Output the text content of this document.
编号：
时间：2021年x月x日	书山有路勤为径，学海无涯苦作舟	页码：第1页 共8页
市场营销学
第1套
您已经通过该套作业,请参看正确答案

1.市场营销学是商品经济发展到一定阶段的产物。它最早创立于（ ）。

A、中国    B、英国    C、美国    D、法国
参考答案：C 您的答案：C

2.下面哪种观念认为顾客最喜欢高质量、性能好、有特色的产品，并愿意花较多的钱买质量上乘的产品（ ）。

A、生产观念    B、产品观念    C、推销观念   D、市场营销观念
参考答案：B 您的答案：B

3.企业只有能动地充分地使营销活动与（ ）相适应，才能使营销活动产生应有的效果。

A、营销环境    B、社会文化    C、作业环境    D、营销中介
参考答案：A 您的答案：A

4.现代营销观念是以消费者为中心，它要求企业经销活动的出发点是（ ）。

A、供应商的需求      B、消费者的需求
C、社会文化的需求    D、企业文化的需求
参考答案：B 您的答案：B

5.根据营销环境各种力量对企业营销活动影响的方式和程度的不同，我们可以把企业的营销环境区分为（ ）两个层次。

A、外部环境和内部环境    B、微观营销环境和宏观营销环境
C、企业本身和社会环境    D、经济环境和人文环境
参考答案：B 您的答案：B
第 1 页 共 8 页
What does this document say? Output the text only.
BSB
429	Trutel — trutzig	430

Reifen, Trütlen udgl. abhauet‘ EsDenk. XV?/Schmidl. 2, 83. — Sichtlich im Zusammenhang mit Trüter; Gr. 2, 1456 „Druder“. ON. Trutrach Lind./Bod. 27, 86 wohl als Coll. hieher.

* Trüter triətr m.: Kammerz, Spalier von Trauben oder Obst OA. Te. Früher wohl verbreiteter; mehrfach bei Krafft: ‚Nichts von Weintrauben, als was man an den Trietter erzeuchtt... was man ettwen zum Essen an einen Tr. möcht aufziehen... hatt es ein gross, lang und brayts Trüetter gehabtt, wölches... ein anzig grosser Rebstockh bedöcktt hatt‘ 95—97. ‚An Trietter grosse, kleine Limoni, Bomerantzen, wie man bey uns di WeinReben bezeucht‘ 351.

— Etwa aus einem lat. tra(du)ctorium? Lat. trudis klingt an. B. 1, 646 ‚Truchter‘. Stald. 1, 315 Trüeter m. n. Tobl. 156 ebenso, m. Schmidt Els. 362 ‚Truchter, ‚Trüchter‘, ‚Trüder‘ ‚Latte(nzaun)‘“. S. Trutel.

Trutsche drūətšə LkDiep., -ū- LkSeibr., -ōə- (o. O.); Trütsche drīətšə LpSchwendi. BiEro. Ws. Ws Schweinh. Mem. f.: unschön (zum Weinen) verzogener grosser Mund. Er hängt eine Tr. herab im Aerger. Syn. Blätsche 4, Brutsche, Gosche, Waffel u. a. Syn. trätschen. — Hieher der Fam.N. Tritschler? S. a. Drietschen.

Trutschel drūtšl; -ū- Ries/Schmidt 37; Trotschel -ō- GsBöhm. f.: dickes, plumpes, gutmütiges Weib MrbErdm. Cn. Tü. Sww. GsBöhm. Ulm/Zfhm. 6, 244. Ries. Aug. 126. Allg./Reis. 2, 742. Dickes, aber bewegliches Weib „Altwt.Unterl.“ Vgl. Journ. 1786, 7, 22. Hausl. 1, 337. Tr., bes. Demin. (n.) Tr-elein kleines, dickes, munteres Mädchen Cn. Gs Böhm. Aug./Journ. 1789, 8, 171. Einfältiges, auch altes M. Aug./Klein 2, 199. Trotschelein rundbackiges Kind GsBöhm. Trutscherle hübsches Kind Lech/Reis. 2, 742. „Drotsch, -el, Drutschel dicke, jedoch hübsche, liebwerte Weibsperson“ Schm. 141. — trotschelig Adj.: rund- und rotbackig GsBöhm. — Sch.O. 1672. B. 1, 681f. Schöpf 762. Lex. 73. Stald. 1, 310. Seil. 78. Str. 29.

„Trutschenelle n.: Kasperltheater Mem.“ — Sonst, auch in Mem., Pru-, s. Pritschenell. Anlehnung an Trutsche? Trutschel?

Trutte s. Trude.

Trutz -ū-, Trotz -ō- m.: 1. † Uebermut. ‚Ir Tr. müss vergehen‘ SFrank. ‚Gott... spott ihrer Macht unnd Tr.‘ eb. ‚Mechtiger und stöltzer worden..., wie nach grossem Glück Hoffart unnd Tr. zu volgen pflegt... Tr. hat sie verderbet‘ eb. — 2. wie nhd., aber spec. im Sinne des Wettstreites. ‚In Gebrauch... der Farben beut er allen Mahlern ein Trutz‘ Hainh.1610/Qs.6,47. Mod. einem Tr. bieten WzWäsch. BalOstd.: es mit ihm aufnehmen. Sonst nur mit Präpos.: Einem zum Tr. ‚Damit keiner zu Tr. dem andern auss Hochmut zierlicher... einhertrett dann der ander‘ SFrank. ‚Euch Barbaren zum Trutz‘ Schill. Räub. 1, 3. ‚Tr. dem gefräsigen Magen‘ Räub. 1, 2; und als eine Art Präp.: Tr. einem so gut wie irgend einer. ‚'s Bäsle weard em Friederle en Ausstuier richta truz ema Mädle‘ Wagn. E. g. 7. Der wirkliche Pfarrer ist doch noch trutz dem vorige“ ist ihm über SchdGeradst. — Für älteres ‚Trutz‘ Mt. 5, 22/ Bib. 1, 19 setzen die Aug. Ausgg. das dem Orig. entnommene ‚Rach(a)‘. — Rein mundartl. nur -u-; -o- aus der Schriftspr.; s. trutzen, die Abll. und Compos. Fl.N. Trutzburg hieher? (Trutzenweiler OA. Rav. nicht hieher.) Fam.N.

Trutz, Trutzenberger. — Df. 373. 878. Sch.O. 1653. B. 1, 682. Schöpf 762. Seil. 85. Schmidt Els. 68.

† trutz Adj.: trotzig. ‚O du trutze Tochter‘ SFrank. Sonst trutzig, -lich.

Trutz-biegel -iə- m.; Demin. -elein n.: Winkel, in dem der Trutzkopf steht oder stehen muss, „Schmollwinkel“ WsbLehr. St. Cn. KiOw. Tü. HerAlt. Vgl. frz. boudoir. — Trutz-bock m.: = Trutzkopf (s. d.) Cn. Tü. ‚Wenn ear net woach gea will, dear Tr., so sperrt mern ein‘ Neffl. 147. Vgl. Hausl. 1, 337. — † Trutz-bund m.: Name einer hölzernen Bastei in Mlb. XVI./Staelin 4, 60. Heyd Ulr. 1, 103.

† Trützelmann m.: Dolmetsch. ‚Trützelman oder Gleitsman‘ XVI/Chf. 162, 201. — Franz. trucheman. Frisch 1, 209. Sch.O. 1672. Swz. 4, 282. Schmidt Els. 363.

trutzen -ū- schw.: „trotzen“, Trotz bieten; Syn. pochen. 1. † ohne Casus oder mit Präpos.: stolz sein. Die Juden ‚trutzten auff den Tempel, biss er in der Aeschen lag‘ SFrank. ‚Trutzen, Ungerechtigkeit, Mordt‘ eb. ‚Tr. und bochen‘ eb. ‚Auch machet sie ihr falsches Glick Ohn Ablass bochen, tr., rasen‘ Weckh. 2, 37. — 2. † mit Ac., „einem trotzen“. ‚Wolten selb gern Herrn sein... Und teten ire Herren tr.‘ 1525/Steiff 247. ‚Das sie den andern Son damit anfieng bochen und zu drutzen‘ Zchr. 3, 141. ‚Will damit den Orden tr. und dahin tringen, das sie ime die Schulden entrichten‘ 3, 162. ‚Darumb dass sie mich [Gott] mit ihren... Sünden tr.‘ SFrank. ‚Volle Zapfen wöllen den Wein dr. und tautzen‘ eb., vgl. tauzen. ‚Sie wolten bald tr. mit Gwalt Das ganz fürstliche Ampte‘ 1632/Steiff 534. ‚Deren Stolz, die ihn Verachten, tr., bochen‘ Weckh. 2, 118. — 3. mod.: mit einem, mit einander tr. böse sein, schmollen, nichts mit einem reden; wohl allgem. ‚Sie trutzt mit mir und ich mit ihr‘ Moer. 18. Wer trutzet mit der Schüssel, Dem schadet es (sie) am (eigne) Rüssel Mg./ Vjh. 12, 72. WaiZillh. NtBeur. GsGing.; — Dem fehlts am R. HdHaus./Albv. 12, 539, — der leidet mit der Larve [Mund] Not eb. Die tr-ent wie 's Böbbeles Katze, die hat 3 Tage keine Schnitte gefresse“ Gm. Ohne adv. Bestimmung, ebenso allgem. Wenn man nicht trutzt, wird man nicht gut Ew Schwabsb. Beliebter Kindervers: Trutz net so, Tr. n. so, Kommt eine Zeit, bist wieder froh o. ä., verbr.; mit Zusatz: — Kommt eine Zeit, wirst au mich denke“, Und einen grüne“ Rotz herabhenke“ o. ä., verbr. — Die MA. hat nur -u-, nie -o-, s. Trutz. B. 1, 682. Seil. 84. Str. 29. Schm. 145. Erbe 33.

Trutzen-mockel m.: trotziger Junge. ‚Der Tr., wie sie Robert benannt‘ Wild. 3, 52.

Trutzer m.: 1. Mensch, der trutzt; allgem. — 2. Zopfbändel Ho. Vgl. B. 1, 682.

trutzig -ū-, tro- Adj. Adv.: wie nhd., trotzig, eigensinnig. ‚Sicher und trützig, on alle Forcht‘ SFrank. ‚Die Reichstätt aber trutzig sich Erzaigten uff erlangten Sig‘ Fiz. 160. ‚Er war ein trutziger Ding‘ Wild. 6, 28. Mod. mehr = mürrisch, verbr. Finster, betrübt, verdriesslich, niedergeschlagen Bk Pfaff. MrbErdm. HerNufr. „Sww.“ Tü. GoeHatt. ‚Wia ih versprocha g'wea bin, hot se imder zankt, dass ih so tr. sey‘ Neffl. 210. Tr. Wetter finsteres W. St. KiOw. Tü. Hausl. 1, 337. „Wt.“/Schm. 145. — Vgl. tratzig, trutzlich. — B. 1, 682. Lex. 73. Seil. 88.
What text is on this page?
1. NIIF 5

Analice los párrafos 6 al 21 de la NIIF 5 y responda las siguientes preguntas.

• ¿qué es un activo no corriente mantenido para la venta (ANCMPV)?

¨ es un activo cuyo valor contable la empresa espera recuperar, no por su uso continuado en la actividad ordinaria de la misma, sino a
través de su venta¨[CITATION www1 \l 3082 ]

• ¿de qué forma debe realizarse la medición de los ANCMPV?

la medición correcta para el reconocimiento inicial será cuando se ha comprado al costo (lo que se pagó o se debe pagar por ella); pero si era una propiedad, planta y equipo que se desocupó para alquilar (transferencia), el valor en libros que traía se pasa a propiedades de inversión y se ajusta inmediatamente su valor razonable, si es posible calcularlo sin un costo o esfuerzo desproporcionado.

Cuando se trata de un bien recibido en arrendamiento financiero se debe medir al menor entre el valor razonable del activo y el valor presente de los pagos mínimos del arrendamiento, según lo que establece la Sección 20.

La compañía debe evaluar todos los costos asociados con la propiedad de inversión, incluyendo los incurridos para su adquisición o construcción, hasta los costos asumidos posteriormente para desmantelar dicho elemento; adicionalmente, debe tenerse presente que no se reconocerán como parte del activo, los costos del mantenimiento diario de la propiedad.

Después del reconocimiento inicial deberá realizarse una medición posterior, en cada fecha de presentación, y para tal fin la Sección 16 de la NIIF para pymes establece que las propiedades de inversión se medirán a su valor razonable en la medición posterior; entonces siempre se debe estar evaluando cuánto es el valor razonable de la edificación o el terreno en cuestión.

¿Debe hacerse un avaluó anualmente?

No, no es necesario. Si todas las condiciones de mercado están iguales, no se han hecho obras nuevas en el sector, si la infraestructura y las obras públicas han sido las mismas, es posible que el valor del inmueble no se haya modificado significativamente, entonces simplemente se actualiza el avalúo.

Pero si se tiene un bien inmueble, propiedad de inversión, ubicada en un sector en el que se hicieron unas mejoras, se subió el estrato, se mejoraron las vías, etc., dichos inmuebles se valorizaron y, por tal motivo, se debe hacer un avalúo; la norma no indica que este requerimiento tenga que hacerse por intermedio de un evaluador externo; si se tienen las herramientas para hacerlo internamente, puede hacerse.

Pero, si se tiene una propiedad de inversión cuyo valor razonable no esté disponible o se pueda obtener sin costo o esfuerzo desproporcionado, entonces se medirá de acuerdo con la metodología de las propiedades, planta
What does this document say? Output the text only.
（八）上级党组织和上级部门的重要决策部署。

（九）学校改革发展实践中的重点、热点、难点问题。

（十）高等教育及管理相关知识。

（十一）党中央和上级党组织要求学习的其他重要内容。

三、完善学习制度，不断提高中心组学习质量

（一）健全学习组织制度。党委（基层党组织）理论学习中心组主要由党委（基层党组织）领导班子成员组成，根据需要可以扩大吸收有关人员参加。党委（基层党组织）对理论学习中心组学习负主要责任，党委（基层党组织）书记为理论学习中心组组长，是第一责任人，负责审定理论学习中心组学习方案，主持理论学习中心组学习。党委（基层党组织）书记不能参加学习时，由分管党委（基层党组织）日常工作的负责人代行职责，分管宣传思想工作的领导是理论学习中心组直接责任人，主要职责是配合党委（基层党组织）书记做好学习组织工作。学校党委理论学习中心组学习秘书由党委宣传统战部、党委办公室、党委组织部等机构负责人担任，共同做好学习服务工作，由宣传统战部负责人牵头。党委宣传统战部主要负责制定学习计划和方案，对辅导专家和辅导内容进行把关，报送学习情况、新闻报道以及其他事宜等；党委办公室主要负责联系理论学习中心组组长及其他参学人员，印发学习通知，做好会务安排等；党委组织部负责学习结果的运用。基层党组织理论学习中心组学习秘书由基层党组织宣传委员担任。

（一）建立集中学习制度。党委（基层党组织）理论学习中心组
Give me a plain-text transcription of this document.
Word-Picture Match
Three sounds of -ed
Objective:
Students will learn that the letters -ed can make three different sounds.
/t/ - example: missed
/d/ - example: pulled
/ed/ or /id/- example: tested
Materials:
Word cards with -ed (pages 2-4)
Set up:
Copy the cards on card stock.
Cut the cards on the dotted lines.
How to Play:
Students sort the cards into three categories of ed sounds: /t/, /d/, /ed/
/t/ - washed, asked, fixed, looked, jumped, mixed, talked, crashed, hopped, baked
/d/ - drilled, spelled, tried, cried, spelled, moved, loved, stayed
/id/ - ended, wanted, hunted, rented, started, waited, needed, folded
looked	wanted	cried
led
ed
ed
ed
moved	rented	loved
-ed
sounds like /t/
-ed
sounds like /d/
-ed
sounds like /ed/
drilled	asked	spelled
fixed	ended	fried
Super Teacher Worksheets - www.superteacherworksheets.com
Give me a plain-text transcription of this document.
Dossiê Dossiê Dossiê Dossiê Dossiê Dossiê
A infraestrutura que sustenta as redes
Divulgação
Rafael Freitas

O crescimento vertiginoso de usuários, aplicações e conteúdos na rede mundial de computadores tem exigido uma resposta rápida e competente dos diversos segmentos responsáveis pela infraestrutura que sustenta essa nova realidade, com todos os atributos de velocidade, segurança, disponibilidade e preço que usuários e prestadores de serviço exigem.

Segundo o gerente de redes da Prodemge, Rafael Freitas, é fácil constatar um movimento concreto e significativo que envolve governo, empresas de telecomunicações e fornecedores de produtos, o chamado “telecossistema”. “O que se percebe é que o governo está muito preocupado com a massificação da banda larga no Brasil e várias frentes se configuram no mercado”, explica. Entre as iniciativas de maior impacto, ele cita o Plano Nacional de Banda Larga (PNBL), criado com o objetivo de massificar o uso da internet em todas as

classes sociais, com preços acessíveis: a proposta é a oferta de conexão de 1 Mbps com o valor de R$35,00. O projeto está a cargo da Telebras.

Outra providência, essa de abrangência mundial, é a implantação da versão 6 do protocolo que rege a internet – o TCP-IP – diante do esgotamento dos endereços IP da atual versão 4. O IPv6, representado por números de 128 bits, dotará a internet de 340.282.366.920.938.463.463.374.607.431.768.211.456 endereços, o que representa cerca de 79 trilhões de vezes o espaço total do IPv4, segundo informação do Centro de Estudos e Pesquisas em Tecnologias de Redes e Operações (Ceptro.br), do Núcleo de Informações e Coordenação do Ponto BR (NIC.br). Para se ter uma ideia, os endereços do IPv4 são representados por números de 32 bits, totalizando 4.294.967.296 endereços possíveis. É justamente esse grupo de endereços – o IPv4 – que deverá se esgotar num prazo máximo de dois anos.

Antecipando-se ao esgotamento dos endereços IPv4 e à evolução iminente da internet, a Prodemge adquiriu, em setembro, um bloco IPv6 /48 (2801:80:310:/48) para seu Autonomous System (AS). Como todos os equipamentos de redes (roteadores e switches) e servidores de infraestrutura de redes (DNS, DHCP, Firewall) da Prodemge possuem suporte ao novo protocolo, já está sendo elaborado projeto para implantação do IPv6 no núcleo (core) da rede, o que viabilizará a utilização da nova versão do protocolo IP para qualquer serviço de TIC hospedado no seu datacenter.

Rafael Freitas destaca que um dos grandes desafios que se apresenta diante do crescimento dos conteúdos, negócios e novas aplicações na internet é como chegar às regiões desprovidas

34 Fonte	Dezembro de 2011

* _What needs to be done_: Using the entries above, return each line that includes the word "spelled".

* _The completed task_:
/d/ - drilled, spelled, tried, cried, spelled, moved, loved, stayed
drilled	asked	spelled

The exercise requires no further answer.